----- EXTRACTO PROPORCIONADO

Por ejemplo, identificaron a 812 mujeres que tenían la misma mutación en una de sus dos copias del gen MC3R. Esta mutación sólo reducía parcialmente la capacidad de funcionamiento del receptor. A pesar de este sutil efecto, las mujeres que la portaban tenían una media de 4,7 meses más de edad en la pubertad que las que no tenían la mutación.

Las personas con mutaciones que reducían la función del MC3R también eran más bajas y tenían menos cantidad de tejido magro, como el muscular, pero no influía en la cantidad de grasa que tenían.

Para confirmar estos resultados en los niños, estudiaron a casi 6.000 participantes del Estudio Longitudinal Avon de Padres e Hijos (ALSPAC) e identificaron a seis niños con mutaciones en el MC3R. Los seis niños eran más bajos y tenían menor masa magra y peso durante toda la infancia, lo que demuestra que este efecto comienza muy pronto en la vida.

----------
----- ENTRADAS PROPORCIONADAS

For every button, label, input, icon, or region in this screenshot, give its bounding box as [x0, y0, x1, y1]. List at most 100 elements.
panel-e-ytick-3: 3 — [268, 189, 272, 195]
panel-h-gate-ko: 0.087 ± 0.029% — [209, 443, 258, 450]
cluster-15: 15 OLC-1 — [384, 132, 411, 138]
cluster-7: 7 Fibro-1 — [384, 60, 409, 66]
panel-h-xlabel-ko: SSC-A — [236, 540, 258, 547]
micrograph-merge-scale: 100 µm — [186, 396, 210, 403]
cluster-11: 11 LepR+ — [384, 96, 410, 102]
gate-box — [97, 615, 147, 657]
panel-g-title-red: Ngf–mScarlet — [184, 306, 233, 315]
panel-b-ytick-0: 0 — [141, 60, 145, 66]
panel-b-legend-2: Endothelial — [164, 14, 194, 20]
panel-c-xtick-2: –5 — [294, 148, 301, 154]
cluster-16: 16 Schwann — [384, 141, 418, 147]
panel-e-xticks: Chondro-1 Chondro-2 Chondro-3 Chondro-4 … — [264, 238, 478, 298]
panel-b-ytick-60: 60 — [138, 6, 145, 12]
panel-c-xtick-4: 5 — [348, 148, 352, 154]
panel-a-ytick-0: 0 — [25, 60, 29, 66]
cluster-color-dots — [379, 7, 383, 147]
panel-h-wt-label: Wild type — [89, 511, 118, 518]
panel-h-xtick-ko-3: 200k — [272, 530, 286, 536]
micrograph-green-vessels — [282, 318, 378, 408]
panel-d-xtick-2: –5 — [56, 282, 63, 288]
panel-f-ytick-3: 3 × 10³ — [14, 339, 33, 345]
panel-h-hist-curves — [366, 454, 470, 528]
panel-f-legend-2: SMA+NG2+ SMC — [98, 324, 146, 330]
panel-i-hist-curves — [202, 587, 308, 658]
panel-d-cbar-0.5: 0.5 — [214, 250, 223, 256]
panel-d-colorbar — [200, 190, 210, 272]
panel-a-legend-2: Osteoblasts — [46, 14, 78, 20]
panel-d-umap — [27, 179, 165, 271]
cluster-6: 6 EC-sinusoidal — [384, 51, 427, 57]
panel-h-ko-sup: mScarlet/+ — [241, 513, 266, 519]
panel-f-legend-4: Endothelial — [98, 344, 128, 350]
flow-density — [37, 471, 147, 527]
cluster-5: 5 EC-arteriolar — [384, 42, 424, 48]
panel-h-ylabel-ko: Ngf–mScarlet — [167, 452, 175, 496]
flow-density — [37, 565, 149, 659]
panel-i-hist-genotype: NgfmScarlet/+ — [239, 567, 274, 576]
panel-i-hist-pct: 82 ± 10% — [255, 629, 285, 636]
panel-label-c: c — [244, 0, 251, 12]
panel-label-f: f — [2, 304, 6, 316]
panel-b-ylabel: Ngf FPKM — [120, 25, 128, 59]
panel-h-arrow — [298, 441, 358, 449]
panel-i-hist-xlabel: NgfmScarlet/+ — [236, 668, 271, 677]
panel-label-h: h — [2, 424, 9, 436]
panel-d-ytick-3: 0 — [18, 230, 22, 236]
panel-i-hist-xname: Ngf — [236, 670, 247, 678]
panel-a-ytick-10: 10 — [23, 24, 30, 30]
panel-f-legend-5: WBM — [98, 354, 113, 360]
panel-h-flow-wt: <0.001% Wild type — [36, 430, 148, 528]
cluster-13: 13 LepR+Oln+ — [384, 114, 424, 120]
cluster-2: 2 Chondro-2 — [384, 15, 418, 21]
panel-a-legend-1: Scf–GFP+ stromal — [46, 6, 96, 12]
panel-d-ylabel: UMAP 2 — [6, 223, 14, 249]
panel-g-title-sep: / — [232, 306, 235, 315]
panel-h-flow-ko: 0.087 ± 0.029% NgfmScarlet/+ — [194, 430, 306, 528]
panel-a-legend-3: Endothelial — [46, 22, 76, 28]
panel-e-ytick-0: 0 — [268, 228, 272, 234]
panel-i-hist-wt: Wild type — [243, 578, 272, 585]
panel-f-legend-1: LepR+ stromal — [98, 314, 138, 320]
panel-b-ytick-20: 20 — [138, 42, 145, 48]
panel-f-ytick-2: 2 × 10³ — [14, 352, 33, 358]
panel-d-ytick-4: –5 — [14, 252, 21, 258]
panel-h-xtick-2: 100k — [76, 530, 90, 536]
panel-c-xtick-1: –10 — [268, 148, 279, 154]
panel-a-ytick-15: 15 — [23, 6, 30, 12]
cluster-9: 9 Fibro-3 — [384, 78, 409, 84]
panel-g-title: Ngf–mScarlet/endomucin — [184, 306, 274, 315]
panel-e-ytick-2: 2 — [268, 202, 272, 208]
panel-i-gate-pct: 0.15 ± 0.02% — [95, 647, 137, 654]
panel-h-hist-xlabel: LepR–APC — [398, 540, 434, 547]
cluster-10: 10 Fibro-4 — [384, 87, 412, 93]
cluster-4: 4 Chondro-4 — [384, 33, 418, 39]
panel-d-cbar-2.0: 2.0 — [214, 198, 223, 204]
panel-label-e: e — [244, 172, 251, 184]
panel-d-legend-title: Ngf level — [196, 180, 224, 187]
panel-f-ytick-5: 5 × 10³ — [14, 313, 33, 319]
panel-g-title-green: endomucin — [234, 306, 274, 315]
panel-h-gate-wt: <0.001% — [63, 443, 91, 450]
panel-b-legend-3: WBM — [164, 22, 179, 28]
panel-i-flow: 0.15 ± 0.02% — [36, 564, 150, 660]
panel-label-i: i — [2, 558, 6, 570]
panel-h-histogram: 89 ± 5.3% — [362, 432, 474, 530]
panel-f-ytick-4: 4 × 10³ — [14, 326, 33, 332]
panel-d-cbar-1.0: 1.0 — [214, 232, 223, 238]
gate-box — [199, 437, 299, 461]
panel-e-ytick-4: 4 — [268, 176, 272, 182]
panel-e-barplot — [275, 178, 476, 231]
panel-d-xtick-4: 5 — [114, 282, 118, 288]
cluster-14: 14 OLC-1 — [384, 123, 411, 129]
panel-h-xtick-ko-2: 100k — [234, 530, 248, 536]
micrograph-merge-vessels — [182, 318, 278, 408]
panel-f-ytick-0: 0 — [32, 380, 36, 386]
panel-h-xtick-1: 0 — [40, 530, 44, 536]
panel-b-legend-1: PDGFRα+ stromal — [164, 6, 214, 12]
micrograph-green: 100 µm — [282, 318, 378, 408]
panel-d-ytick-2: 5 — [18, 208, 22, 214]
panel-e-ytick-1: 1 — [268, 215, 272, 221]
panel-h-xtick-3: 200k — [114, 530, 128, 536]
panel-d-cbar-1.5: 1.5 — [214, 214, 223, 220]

----------

◆ **TAREAS A REALIZAR**
A. Transcribe tal cual el fragmento del extracto sobre el gen MC3R que empieza en las palabras "Por ejemplo, identificaron" y termina tras "en la vida.".
B. Traduce al inglés esta oración del extracto sobre el gen MC3R: "Esta mutación sólo reducía parcialmente la capacidad de funcionamiento del receptor."
C. Prosigue el extracto sobre el gen MC3R a partir de su última oración.

◆ **RESPUESTAS DEL EJERCICIO**
A.
Por ejemplo, identificaron a 812 mujeres que tenían la misma mutación en una de sus dos copias del gen MC3R. Esta mutación sólo reducía parcialmente la capacidad de funcionamiento del receptor. A pesar de este sutil efecto, las mujeres que la portaban tenían una media de 4,7 meses más de edad en la pubertad que las que no tenían la mutación.

Las personas con mutaciones que reducían la función del MC3R también eran más bajas y tenían menos cantidad de tejido magro, como el muscular, pero no influía en la cantidad de grasa que tenían.

Para confirmar estos resultados en los niños, estudiaron a casi 6.000 participantes del Estudio Longitudinal Avon de Padres e Hijos (ALSPAC) e identificaron a seis niños con mutaciones en el MC3R. Los seis niños eran más bajos y tenían menor masa magra y peso durante toda la infancia, lo que demuestra que este efecto comienza muy pronto en la vida.

B. This mutation only partially reduced the receptor's ability to function.

C.
Todas las personas identificadas en estos estudios tenían una mutación en sólo una de las dos copias del gen. Encontrar mutaciones en las dos copias del gen es extraordinariamente raro, pero en otra cohorte los investigadores pudieron identificar a un individuo en el estudio Genes y Salud con una mutación muy perjudicial en ambas copias del gen. Esta persona era muy bajita y entraba en la pubertad después de los 20 años.

Este mismo fenómeno que vincula las reservas corporales nutricionales adecuadas con la madurez reproductiva se observa en todo el reino animal, por lo que los investigadores realizaron estudios en ratones para confirmar que la vía del MC3R funciona en todas las especies. Los trabajos realizados en el laboratorio del doctor Roger Cone, de la Universidad de Michigan, que ya había demostrado el papel del MC3R en el control del crecimiento y la masa magra de los ratones, demostraron que, mientras los ratones normales interrumpían su ciclo reproductivo cuando se sometían a un periodo de privación de alimentos, los ratones modificados para carecer del MC3R no lo hacían.

Esto confirmó que el MC3R es una parte necesaria de cómo el estado nutricional controla la producción de hormonas sexuales.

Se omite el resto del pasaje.